◆ Direction ◆
Check each line of the material below for "ylabel", then copy the ones that contain it.

Start of Recorded information

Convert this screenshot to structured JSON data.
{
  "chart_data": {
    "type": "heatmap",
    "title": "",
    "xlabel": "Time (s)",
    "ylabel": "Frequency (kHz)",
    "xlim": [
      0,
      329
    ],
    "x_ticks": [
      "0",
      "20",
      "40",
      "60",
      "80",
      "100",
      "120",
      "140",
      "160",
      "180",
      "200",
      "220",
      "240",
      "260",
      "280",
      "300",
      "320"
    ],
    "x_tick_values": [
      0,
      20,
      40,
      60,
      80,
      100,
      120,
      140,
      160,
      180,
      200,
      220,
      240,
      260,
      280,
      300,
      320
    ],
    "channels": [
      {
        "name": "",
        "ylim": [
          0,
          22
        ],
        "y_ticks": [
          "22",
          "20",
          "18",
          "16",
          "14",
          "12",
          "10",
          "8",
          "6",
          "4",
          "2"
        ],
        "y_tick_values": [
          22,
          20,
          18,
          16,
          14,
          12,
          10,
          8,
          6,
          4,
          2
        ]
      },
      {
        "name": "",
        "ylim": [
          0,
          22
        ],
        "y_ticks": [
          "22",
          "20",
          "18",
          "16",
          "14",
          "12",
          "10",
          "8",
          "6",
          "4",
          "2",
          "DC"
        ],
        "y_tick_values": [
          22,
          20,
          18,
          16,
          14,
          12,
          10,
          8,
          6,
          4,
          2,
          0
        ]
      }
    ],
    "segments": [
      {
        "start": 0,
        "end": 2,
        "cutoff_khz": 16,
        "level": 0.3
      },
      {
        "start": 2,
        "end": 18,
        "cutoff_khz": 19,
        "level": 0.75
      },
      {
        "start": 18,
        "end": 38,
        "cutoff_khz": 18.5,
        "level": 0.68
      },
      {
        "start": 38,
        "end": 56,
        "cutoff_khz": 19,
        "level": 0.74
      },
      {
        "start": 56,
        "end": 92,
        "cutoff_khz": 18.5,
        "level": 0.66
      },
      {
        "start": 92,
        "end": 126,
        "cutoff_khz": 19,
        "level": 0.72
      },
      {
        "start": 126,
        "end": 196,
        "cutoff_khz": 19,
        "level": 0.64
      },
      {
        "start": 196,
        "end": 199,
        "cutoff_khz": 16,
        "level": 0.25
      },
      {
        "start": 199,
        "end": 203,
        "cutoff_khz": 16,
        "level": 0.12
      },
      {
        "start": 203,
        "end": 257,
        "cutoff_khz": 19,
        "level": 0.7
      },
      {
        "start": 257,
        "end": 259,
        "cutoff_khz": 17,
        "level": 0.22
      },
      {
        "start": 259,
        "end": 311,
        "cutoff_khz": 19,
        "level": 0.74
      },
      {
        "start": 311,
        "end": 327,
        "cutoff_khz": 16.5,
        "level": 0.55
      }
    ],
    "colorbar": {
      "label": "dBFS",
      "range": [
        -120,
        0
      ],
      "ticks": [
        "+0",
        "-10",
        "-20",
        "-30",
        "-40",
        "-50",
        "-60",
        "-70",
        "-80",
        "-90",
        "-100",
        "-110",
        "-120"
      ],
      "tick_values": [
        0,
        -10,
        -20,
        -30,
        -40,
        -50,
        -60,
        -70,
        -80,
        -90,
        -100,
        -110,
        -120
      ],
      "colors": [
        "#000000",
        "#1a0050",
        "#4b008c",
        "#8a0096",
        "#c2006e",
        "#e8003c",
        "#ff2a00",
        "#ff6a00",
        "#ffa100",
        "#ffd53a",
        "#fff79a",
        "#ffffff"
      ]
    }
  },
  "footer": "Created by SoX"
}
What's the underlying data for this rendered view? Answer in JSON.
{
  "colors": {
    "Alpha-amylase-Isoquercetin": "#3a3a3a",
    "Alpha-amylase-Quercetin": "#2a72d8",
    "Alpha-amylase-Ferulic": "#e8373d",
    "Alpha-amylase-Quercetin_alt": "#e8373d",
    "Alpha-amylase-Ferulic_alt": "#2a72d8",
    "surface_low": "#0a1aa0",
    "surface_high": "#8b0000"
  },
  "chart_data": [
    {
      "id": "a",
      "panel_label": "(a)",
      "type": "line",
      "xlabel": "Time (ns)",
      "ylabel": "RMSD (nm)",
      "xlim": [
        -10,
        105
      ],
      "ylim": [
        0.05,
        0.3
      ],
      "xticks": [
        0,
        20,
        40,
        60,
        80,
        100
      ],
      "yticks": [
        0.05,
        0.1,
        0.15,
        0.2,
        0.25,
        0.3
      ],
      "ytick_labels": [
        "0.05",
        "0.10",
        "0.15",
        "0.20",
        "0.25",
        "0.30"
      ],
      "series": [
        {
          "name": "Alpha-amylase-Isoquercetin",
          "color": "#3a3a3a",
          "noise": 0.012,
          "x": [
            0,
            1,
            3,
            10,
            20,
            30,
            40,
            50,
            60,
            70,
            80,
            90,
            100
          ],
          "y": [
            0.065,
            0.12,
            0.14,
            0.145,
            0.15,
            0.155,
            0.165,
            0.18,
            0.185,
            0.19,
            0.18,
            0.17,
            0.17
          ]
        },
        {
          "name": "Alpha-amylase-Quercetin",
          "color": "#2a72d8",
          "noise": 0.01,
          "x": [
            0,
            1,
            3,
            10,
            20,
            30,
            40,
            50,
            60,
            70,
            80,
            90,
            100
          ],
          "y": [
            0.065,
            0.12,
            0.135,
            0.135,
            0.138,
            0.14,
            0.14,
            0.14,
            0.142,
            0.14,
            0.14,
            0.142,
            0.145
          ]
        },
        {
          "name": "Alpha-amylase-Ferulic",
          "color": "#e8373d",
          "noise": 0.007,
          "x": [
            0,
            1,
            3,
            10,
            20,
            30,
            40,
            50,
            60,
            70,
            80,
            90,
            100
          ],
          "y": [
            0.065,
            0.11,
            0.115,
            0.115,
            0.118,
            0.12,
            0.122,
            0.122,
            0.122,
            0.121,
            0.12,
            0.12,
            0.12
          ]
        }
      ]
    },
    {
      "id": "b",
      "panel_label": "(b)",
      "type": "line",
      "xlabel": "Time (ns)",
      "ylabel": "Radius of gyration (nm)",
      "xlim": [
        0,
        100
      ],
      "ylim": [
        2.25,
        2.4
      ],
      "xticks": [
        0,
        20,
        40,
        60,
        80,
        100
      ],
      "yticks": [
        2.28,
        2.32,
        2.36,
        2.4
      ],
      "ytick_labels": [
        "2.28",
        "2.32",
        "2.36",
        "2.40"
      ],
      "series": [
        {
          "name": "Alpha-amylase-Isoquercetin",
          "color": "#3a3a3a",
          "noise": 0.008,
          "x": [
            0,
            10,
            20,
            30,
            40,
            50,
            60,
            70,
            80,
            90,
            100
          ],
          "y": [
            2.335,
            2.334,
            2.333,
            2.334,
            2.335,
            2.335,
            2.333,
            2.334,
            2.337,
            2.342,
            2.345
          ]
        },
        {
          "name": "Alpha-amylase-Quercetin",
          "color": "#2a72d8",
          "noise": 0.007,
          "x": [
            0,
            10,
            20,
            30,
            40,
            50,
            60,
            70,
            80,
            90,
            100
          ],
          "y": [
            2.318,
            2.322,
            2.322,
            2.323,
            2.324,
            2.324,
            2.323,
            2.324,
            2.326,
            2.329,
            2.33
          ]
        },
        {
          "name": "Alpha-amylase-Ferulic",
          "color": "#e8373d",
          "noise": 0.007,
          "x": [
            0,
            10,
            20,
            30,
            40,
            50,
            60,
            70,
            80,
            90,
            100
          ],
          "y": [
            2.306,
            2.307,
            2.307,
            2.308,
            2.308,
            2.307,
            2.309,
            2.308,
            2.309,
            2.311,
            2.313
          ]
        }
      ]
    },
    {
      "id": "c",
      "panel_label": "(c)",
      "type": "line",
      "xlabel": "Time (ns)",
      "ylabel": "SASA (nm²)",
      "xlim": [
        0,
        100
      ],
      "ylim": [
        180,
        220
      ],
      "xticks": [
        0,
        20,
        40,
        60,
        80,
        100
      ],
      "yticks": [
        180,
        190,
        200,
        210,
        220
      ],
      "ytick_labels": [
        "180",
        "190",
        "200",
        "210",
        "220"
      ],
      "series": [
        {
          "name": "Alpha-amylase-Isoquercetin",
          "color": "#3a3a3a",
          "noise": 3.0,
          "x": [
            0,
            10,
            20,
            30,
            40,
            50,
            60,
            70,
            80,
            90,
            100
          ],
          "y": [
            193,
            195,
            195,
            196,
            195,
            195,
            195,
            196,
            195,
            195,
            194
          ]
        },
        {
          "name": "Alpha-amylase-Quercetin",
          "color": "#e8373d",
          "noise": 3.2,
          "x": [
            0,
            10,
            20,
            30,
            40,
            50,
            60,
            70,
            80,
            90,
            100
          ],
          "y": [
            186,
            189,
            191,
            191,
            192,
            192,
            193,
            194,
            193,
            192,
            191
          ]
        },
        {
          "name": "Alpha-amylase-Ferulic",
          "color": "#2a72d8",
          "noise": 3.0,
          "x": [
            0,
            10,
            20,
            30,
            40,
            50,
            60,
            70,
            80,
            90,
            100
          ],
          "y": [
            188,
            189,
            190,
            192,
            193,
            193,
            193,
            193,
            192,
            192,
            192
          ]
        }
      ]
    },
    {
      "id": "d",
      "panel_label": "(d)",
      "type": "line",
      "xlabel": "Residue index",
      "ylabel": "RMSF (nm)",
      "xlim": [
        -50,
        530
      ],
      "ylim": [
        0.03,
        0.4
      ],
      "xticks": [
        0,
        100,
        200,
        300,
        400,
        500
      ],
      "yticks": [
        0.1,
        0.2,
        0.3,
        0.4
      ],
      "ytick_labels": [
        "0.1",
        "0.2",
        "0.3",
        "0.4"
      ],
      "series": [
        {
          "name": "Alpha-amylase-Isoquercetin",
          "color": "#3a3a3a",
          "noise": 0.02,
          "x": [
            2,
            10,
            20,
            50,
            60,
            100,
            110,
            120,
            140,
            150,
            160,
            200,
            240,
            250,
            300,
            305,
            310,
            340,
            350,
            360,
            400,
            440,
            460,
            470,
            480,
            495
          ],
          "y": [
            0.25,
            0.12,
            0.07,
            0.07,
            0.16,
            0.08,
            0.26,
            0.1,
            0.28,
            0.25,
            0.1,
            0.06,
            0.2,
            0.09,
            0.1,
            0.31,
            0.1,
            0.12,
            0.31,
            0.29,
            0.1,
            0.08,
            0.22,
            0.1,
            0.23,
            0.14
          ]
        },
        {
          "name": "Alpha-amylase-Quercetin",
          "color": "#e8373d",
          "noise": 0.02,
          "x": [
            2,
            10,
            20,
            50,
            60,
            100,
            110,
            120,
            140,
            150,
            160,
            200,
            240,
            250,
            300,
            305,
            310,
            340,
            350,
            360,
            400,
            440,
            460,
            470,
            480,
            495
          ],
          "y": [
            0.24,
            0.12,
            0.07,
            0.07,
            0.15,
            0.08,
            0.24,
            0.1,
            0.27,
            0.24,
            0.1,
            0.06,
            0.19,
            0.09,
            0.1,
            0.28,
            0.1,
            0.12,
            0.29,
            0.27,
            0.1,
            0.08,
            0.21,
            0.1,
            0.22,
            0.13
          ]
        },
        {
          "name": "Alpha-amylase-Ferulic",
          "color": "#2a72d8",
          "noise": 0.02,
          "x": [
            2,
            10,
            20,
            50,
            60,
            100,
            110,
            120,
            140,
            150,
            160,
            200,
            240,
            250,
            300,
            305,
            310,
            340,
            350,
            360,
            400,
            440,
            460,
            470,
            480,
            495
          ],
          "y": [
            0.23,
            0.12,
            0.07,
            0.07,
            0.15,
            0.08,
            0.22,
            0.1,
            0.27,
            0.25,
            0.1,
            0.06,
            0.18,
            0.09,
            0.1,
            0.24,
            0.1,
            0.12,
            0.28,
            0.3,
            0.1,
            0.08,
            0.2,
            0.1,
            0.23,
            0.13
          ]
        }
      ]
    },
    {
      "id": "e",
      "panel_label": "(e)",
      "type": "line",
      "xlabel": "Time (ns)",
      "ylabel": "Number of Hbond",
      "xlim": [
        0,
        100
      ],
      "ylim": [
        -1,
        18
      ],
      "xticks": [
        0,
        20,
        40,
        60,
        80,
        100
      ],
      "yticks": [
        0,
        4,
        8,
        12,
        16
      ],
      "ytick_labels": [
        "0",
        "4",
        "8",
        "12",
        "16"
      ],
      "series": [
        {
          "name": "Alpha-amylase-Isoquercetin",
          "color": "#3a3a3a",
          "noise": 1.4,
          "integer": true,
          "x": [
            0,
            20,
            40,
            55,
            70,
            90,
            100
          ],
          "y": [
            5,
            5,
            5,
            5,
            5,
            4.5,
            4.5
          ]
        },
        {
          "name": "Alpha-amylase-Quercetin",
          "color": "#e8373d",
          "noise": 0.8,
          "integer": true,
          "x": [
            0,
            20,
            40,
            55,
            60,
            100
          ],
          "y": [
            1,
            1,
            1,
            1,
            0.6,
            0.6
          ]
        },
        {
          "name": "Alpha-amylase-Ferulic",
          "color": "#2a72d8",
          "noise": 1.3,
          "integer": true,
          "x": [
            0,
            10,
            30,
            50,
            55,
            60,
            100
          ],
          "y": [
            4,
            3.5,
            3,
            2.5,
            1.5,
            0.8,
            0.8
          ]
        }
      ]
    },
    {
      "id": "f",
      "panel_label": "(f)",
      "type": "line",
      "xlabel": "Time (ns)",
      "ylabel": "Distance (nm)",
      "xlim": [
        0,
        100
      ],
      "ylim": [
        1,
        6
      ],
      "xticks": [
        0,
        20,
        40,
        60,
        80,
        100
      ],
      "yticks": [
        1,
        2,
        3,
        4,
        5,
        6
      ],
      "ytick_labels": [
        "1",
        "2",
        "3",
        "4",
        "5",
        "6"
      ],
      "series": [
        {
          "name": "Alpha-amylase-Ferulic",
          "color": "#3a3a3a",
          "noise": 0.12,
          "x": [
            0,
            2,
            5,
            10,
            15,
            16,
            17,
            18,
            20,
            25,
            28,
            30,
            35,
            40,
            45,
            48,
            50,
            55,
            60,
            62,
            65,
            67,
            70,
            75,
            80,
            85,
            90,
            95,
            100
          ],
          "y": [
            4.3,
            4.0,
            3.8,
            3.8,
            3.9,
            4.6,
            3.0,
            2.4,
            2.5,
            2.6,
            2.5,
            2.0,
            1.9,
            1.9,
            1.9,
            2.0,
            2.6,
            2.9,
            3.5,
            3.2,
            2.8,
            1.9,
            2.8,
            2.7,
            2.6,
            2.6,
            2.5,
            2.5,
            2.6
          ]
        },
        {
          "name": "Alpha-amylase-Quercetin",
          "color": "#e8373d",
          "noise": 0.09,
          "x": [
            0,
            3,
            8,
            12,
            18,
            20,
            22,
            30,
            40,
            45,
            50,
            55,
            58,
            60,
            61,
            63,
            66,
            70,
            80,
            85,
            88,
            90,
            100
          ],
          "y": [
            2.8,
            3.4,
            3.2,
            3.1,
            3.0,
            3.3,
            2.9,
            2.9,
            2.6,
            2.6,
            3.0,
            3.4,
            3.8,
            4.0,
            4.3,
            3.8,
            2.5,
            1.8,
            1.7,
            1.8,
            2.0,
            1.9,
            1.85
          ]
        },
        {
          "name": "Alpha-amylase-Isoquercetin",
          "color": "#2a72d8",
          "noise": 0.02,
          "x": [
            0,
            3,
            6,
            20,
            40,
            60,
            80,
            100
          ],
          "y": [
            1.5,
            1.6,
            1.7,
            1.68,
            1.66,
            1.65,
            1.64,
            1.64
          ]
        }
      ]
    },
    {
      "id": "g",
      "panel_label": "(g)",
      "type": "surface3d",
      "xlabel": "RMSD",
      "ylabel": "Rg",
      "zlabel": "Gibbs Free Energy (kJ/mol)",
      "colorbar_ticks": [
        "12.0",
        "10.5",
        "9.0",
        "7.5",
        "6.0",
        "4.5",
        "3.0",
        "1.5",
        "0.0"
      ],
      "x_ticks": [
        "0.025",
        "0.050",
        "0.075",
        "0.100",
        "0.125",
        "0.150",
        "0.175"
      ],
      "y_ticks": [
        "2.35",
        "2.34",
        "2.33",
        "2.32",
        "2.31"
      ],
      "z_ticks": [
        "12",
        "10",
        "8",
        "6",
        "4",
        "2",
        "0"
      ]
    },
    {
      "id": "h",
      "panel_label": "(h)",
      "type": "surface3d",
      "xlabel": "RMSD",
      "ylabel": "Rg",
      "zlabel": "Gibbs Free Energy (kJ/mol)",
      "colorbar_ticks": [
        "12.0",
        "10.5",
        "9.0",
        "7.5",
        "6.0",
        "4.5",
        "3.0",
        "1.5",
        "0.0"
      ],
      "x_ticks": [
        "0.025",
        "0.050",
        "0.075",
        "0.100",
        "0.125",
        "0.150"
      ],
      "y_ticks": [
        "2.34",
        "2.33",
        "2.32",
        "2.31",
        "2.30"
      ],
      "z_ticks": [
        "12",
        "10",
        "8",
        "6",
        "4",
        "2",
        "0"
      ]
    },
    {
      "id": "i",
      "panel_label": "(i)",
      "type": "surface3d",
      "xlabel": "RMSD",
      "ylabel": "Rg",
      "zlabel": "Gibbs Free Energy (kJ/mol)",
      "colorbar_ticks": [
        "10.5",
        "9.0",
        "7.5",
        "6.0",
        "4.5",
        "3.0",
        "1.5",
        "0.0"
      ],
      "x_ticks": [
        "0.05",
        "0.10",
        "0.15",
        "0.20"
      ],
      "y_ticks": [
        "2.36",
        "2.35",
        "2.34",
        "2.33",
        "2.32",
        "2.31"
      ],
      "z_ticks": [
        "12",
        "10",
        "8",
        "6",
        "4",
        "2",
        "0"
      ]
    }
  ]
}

End of Recorded information

◆ Completed exercise ◆
    "ylabel": "Frequency (kHz)",
      "ylabel": "RMSD (nm)",
      "ylabel": "Radius of gyration (nm)",
      "ylabel": "SASA (nm²)",
      "ylabel": "RMSF (nm)",
      "ylabel": "Number of Hbond",
      "ylabel": "Distance (nm)",
      "ylabel": "Rg",
      "ylabel": "Rg",
      "ylabel": "Rg",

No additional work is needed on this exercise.